What you need to do: Restate the full listing word for word and leave the pictures out.

[START Dataset rows]

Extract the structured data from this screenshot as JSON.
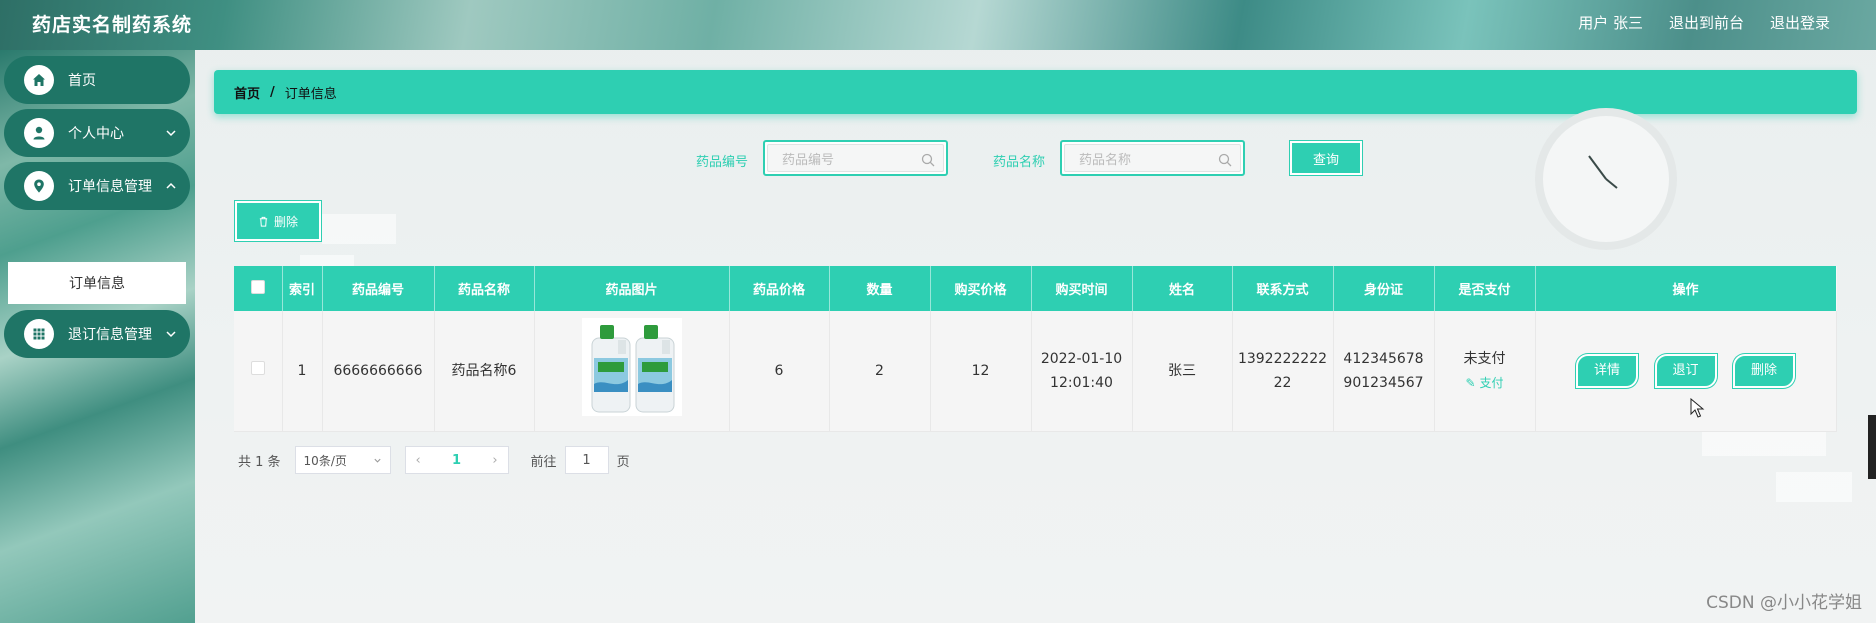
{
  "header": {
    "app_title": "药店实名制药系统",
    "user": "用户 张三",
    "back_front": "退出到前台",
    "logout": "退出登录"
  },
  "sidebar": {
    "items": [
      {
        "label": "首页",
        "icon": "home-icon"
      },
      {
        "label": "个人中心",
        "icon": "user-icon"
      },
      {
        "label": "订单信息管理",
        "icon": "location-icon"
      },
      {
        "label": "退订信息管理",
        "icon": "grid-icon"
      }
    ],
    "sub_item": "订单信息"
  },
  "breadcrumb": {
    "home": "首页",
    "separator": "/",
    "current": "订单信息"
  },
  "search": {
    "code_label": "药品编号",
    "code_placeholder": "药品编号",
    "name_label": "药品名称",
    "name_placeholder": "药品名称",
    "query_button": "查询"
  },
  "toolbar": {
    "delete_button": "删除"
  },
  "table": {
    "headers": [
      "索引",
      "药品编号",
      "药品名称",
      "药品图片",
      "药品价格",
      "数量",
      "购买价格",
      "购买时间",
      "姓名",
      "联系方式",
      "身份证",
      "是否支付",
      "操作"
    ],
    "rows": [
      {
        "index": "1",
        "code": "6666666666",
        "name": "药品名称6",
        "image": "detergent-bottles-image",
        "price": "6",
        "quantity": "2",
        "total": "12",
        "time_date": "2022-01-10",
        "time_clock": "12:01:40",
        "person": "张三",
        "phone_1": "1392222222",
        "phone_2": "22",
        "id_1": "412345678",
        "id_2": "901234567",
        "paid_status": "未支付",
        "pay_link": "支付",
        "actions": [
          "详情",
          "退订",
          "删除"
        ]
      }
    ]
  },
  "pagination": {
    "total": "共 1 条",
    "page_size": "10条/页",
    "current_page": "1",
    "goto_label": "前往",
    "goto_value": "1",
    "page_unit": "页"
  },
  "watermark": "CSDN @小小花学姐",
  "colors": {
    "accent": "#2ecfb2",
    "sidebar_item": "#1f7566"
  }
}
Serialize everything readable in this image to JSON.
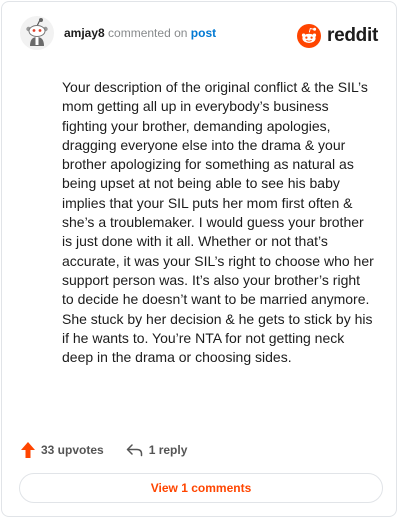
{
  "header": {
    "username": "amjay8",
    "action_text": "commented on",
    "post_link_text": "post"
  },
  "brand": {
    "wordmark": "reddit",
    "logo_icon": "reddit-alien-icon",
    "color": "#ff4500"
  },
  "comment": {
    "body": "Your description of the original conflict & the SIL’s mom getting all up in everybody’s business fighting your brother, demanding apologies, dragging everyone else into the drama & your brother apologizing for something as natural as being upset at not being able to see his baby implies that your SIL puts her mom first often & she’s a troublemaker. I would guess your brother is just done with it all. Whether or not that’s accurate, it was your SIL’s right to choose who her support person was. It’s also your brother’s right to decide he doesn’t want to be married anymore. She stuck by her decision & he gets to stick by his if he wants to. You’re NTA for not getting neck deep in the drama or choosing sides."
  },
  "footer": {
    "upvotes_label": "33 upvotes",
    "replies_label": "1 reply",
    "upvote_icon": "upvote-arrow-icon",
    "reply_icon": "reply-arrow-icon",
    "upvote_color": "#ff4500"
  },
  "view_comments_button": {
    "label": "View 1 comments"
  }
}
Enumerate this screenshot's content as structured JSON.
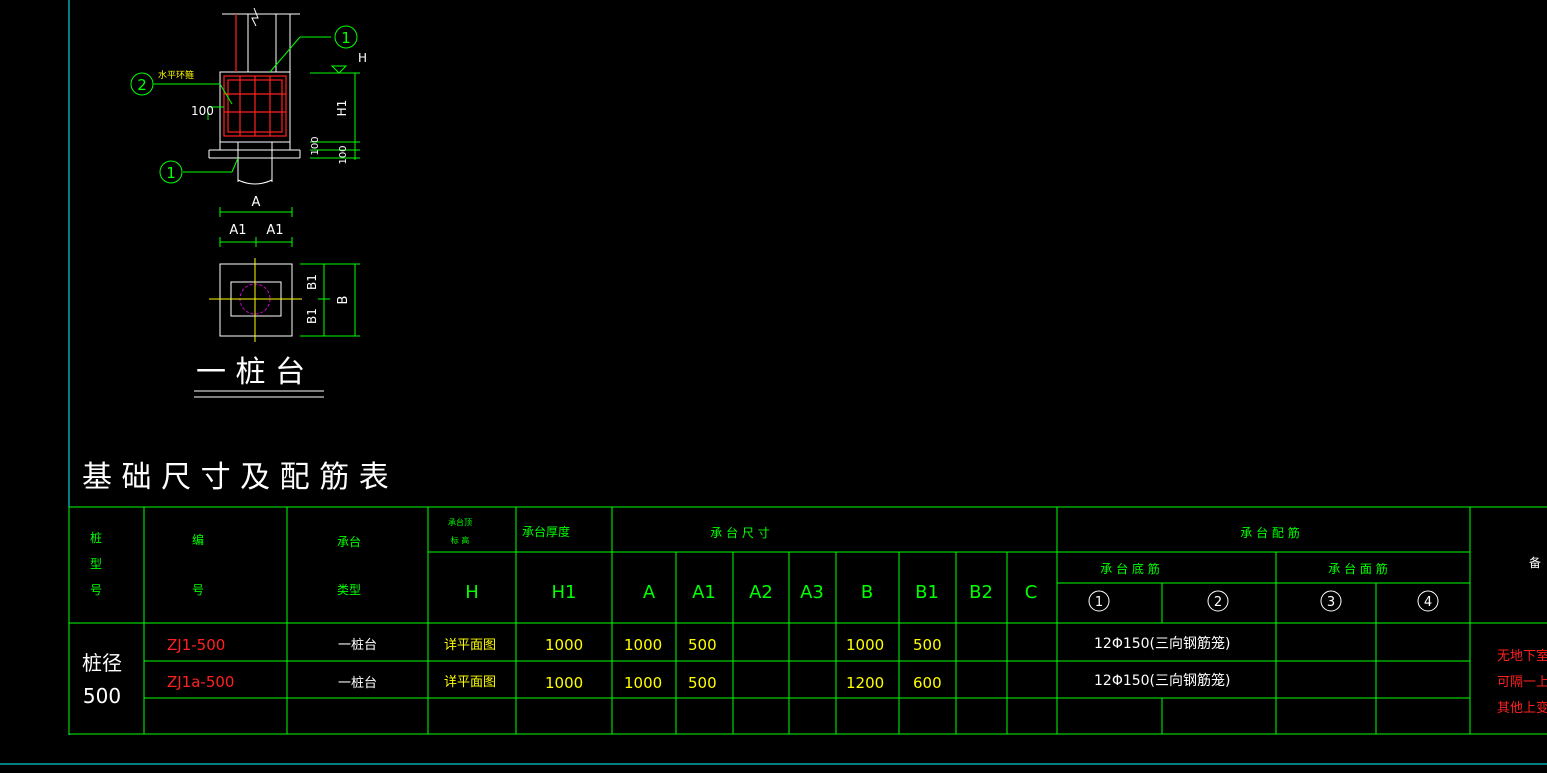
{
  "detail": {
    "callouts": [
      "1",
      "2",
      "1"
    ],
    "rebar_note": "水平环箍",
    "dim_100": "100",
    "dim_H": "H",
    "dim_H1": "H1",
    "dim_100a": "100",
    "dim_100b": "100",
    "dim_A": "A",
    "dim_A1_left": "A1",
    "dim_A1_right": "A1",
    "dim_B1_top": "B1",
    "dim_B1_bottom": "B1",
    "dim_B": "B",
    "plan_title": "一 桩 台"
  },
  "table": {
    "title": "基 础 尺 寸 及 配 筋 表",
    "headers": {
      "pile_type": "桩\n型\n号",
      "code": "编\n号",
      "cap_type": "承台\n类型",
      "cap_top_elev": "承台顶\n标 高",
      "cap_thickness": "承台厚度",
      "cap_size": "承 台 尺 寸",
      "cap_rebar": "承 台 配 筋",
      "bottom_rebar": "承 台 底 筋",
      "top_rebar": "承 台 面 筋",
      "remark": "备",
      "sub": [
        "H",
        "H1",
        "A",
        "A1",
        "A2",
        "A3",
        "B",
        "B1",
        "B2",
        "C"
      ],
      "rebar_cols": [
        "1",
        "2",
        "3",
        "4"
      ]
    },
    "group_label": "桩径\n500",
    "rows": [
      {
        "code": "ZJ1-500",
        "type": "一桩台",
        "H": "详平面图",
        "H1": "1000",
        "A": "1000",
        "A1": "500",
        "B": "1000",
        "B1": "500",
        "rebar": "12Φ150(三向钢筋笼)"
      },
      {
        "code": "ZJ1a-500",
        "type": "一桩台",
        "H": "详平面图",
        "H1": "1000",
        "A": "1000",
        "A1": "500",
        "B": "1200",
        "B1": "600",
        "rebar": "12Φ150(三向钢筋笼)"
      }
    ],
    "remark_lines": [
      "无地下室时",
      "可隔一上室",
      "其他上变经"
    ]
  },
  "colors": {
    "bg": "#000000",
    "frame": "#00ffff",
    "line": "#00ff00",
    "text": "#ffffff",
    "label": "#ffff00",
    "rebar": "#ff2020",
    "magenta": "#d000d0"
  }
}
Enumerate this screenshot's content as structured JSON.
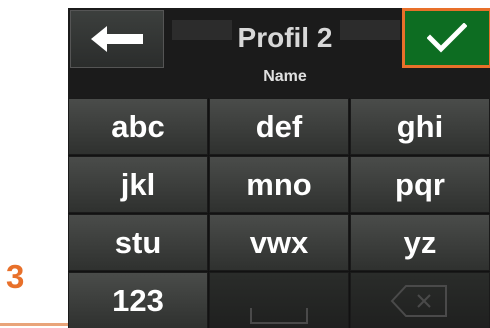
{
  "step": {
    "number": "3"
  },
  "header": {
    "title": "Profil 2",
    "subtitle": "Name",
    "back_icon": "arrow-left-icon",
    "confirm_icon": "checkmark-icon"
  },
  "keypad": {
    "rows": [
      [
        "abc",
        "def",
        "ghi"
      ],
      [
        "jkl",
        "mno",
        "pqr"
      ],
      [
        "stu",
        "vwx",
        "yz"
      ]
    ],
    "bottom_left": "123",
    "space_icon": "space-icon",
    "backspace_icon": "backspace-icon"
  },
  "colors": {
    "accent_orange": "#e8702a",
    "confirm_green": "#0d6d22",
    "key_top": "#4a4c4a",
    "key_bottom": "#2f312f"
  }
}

[END Dataset rows]

Answer to this task:
Extract the structured data from this screenshot as JSON.
{
  "header": {
    "app_title": "药店实名制药系统",
    "user": "用户 张三",
    "back_front": "退出到前台",
    "logout": "退出登录"
  },
  "sidebar": {
    "items": [
      {
        "label": "首页",
        "icon": "home-icon"
      },
      {
        "label": "个人中心",
        "icon": "user-icon"
      },
      {
        "label": "订单信息管理",
        "icon": "location-icon"
      },
      {
        "label": "退订信息管理",
        "icon": "grid-icon"
      }
    ],
    "sub_item": "订单信息"
  },
  "breadcrumb": {
    "home": "首页",
    "separator": "/",
    "current": "订单信息"
  },
  "search": {
    "code_label": "药品编号",
    "code_placeholder": "药品编号",
    "name_label": "药品名称",
    "name_placeholder": "药品名称",
    "query_button": "查询"
  },
  "toolbar": {
    "delete_button": "删除"
  },
  "table": {
    "headers": [
      "索引",
      "药品编号",
      "药品名称",
      "药品图片",
      "药品价格",
      "数量",
      "购买价格",
      "购买时间",
      "姓名",
      "联系方式",
      "身份证",
      "是否支付",
      "操作"
    ],
    "rows": [
      {
        "index": "1",
        "code": "6666666666",
        "name": "药品名称6",
        "image": "detergent-bottles-image",
        "price": "6",
        "quantity": "2",
        "total": "12",
        "time_date": "2022-01-10",
        "time_clock": "12:01:40",
        "person": "张三",
        "phone_1": "1392222222",
        "phone_2": "22",
        "id_1": "412345678",
        "id_2": "901234567",
        "paid_status": "未支付",
        "pay_link": "支付",
        "actions": [
          "详情",
          "退订",
          "删除"
        ]
      }
    ]
  },
  "pagination": {
    "total": "共 1 条",
    "page_size": "10条/页",
    "current_page": "1",
    "goto_label": "前往",
    "goto_value": "1",
    "page_unit": "页"
  },
  "watermark": "CSDN @小小花学姐",
  "colors": {
    "accent": "#2ecfb2",
    "sidebar_item": "#1f7566"
  }
}
Serialize everything readable in this image to JSON.
{
  "header": {
    "username": "amjay8",
    "action_text": "commented on",
    "post_link_text": "post"
  },
  "brand": {
    "wordmark": "reddit",
    "logo_icon": "reddit-alien-icon",
    "color": "#ff4500"
  },
  "comment": {
    "body": "Your description of the original conflict & the SIL’s mom getting all up in everybody’s business fighting your brother, demanding apologies, dragging everyone else into the drama & your brother apologizing for something as natural as being upset at not being able to see his baby implies that your SIL puts her mom first often & she’s a troublemaker. I would guess your brother is just done with it all. Whether or not that’s accurate, it was your SIL’s right to choose who her support person was. It’s also your brother’s right to decide he doesn’t want to be married anymore. She stuck by her decision & he gets to stick by his if he wants to. You’re NTA for not getting neck deep in the drama or choosing sides."
  },
  "footer": {
    "upvotes_label": "33 upvotes",
    "replies_label": "1 reply",
    "upvote_icon": "upvote-arrow-icon",
    "reply_icon": "reply-arrow-icon",
    "upvote_color": "#ff4500"
  },
  "view_comments_button": {
    "label": "View 1 comments"
  }
}
Enumerate this screenshot's content as structured JSON.
{
  "detail": {
    "callouts": [
      "1",
      "2",
      "1"
    ],
    "rebar_note": "水平环箍",
    "dim_100": "100",
    "dim_H": "H",
    "dim_H1": "H1",
    "dim_100a": "100",
    "dim_100b": "100",
    "dim_A": "A",
    "dim_A1_left": "A1",
    "dim_A1_right": "A1",
    "dim_B1_top": "B1",
    "dim_B1_bottom": "B1",
    "dim_B": "B",
    "plan_title": "一 桩 台"
  },
  "table": {
    "title": "基 础 尺 寸 及 配 筋 表",
    "headers": {
      "pile_type": "桩\n型\n号",
      "code": "编\n号",
      "cap_type": "承台\n类型",
      "cap_top_elev": "承台顶\n标 高",
      "cap_thickness": "承台厚度",
      "cap_size": "承 台 尺 寸",
      "cap_rebar": "承 台 配 筋",
      "bottom_rebar": "承 台 底 筋",
      "top_rebar": "承 台 面 筋",
      "remark": "备",
      "sub": [
        "H",
        "H1",
        "A",
        "A1",
        "A2",
        "A3",
        "B",
        "B1",
        "B2",
        "C"
      ],
      "rebar_cols": [
        "1",
        "2",
        "3",
        "4"
      ]
    },
    "group_label": "桩径\n500",
    "rows": [
      {
        "code": "ZJ1-500",
        "type": "一桩台",
        "H": "详平面图",
        "H1": "1000",
        "A": "1000",
        "A1": "500",
        "B": "1000",
        "B1": "500",
        "rebar": "12Φ150(三向钢筋笼)"
      },
      {
        "code": "ZJ1a-500",
        "type": "一桩台",
        "H": "详平面图",
        "H1": "1000",
        "A": "1000",
        "A1": "500",
        "B": "1200",
        "B1": "600",
        "rebar": "12Φ150(三向钢筋笼)"
      }
    ],
    "remark_lines": [
      "无地下室时",
      "可隔一上室",
      "其他上变经"
    ]
  },
  "colors": {
    "bg": "#000000",
    "frame": "#00ffff",
    "line": "#00ff00",
    "text": "#ffffff",
    "label": "#ffff00",
    "rebar": "#ff2020",
    "magenta": "#d000d0"
  }
}
Enumerate this screenshot's content as structured JSON.
{
  "step": {
    "number": "3"
  },
  "header": {
    "title": "Profil 2",
    "subtitle": "Name",
    "back_icon": "arrow-left-icon",
    "confirm_icon": "checkmark-icon"
  },
  "keypad": {
    "rows": [
      [
        "abc",
        "def",
        "ghi"
      ],
      [
        "jkl",
        "mno",
        "pqr"
      ],
      [
        "stu",
        "vwx",
        "yz"
      ]
    ],
    "bottom_left": "123",
    "space_icon": "space-icon",
    "backspace_icon": "backspace-icon"
  },
  "colors": {
    "accent_orange": "#e8702a",
    "confirm_green": "#0d6d22",
    "key_top": "#4a4c4a",
    "key_bottom": "#2f312f"
  }
}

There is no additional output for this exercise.